--- start ---

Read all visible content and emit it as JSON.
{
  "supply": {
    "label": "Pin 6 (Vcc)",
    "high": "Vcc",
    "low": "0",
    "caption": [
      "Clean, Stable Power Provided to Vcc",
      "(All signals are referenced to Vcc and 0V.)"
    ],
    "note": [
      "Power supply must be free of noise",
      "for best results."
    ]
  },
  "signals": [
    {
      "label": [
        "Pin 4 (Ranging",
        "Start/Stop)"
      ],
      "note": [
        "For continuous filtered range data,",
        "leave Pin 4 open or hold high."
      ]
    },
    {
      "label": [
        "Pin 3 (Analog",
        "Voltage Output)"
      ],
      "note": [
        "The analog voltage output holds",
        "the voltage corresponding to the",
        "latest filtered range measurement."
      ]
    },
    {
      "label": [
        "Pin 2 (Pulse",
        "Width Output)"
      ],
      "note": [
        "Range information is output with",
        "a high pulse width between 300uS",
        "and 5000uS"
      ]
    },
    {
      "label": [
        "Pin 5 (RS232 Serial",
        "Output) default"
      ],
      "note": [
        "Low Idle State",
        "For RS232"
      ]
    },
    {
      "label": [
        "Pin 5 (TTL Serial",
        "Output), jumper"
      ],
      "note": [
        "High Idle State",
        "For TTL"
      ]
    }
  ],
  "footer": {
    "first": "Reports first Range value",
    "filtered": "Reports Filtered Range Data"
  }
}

--- end ---

Return the entries above exactly as they appear.

Read all visible content and emit it as JSON.
{
  "supply": {
    "label": "Pin 6 (Vcc)",
    "high": "Vcc",
    "low": "0",
    "caption": [
      "Clean, Stable Power Provided to Vcc",
      "(All signals are referenced to Vcc and 0V.)"
    ],
    "note": [
      "Power supply must be free of noise",
      "for best results."
    ]
  },
  "signals": [
    {
      "label": [
        "Pin 4 (Ranging",
        "Start/Stop)"
      ],
      "note": [
        "For continuous filtered range data,",
        "leave Pin 4 open or hold high."
      ]
    },
    {
      "label": [
        "Pin 3 (Analog",
        "Voltage Output)"
      ],
      "note": [
        "The analog voltage output holds",
        "the voltage corresponding to the",
        "latest filtered range measurement."
      ]
    },
    {
      "label": [
        "Pin 2 (Pulse",
        "Width Output)"
      ],
      "note": [
        "Range information is output with",
        "a high pulse width between 300uS",
        "and 5000uS"
      ]
    },
    {
      "label": [
        "Pin 5 (RS232 Serial",
        "Output) default"
      ],
      "note": [
        "Low Idle State",
        "For RS232"
      ]
    },
    {
      "label": [
        "Pin 5 (TTL Serial",
        "Output), jumper"
      ],
      "note": [
        "High Idle State",
        "For TTL"
      ]
    }
  ],
  "footer": {
    "first": "Reports first Range value",
    "filtered": "Reports Filtered Range Data"
  }
}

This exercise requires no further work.